**Your task**
Determine the number of lines containing the word "JSON", and state that figure alone.
[START OF Data for the task]
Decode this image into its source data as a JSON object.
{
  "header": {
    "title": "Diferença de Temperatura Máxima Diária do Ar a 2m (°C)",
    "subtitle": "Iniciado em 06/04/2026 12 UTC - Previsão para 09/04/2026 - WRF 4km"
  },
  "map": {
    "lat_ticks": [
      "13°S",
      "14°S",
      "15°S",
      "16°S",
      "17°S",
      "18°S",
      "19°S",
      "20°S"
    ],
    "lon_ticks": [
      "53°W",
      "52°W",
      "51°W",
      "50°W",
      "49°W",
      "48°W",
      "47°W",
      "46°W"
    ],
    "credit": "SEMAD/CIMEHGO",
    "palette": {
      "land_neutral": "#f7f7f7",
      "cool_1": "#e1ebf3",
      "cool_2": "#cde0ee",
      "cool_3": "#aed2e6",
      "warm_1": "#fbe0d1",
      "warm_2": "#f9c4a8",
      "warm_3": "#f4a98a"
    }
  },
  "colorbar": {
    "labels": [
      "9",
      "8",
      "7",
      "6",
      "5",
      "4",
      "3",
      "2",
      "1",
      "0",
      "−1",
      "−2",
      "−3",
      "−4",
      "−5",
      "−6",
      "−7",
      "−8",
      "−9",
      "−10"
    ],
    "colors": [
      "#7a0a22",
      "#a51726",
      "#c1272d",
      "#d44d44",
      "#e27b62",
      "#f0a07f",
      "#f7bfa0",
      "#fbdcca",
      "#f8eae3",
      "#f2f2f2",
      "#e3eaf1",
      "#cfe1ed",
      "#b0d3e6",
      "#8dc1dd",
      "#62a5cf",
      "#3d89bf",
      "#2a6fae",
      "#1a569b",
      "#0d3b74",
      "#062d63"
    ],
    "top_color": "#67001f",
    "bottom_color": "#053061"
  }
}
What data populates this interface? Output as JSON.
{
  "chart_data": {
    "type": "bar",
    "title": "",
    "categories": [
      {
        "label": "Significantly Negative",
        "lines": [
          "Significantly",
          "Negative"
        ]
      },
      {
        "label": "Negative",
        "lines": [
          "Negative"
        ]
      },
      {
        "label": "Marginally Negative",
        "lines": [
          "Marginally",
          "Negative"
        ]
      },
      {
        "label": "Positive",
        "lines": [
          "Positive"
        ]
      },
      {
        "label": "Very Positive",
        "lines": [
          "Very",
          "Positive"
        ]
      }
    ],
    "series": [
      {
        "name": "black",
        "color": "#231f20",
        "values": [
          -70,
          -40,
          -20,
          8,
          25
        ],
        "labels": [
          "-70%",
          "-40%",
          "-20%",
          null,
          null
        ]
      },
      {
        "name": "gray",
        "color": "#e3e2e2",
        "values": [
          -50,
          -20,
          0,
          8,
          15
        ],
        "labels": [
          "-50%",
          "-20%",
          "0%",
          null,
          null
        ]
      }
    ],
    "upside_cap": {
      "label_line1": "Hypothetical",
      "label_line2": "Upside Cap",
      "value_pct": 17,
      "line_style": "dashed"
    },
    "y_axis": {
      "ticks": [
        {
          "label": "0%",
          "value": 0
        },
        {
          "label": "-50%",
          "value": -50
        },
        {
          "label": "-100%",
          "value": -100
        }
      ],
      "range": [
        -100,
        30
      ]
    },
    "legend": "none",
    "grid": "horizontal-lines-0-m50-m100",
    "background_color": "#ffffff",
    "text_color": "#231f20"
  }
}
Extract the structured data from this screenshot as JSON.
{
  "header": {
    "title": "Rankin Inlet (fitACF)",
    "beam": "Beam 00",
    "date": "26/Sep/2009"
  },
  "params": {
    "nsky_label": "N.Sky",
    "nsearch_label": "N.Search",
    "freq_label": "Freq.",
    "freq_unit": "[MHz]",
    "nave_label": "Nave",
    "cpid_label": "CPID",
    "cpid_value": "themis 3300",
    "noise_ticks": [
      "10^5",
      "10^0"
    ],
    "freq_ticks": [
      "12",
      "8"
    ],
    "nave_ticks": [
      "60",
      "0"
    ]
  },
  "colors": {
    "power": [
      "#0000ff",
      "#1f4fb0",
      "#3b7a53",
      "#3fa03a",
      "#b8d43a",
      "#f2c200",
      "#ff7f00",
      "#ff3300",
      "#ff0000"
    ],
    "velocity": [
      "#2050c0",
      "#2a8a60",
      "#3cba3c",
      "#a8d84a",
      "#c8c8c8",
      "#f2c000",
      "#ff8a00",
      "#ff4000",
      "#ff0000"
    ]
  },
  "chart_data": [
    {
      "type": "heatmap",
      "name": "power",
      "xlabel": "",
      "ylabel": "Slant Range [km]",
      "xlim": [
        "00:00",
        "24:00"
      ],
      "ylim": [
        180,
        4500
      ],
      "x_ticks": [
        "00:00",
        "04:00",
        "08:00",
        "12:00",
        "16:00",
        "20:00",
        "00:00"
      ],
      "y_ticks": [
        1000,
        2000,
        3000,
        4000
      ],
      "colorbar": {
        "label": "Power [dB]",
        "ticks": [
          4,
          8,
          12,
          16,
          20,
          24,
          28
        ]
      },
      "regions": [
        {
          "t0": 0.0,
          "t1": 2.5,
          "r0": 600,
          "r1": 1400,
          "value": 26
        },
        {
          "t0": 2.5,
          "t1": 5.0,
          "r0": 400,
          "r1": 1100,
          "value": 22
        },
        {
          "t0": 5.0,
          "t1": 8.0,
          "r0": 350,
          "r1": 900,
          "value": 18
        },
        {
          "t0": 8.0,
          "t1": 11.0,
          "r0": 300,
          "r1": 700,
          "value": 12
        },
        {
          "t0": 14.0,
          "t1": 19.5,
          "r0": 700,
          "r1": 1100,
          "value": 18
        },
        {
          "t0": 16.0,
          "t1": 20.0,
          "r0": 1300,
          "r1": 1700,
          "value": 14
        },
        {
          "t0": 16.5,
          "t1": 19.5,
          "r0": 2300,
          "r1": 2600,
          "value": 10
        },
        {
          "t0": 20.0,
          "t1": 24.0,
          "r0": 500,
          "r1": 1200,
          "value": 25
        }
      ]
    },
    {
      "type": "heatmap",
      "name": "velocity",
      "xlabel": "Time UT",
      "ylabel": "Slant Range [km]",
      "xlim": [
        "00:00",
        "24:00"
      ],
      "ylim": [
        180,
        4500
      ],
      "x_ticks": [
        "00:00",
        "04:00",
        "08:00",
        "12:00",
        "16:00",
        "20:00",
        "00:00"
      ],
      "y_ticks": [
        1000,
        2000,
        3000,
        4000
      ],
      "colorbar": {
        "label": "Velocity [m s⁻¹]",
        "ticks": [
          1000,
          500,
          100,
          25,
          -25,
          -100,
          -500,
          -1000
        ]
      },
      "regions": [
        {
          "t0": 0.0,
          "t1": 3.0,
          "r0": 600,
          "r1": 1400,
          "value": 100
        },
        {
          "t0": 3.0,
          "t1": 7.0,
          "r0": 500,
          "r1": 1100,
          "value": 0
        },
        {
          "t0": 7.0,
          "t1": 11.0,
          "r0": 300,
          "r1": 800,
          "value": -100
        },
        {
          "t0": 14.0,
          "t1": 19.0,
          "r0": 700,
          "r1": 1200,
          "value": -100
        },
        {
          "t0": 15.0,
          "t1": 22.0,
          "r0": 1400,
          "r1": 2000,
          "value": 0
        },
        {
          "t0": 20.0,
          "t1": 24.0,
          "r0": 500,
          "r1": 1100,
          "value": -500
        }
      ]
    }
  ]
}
[END OF Data for the task]
**Output below**
3